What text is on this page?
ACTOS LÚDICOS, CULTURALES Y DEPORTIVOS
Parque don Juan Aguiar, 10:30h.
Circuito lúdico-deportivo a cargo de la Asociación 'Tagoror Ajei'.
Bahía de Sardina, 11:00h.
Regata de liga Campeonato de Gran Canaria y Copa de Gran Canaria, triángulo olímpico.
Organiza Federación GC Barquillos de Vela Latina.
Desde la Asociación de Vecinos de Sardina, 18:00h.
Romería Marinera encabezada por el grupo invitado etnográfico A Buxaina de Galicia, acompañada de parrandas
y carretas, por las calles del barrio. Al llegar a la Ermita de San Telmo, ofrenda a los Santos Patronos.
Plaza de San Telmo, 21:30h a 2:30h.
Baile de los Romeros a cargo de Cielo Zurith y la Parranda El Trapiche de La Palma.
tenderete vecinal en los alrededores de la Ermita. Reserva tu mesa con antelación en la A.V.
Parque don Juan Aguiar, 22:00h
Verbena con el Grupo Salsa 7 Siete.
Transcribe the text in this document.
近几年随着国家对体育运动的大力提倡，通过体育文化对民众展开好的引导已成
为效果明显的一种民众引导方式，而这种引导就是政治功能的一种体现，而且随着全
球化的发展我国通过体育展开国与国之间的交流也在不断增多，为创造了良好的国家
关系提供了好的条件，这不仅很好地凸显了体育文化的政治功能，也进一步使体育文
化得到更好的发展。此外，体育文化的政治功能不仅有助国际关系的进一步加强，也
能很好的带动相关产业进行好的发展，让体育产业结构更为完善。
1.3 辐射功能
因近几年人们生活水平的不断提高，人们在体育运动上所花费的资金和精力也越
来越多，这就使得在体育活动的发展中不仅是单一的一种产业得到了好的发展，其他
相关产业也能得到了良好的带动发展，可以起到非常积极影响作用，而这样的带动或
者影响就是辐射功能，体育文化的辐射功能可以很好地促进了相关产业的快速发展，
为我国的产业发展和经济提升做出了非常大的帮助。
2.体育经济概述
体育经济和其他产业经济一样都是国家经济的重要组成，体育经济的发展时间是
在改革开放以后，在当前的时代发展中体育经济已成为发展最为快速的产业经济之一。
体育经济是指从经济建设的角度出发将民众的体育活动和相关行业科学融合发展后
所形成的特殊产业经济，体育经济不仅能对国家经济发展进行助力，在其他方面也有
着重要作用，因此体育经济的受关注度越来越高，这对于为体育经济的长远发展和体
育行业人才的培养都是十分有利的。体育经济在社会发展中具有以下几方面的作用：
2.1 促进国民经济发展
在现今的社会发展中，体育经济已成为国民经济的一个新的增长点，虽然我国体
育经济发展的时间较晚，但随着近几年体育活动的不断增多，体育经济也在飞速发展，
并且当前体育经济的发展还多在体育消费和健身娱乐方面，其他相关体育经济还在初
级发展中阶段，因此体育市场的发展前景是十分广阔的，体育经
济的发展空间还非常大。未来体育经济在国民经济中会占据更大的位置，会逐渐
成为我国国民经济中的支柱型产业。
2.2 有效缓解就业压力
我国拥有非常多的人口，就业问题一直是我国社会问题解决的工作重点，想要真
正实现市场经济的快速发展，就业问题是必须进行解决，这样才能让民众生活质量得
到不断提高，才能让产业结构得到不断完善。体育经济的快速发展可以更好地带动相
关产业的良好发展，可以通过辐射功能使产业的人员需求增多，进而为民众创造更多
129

☆ ☆ ☆ ☆ ☆

**WHAT IS NEEDED**
Search the entries for "Asociación" and copy out each line that has it.

**SOLUTION FOR THIS PROBLEM**
Circuito lúdico-deportivo a cargo de la Asociación 'Tagoror Ajei'.
Desde la Asociación de Vecinos de Sardina, 18:00h.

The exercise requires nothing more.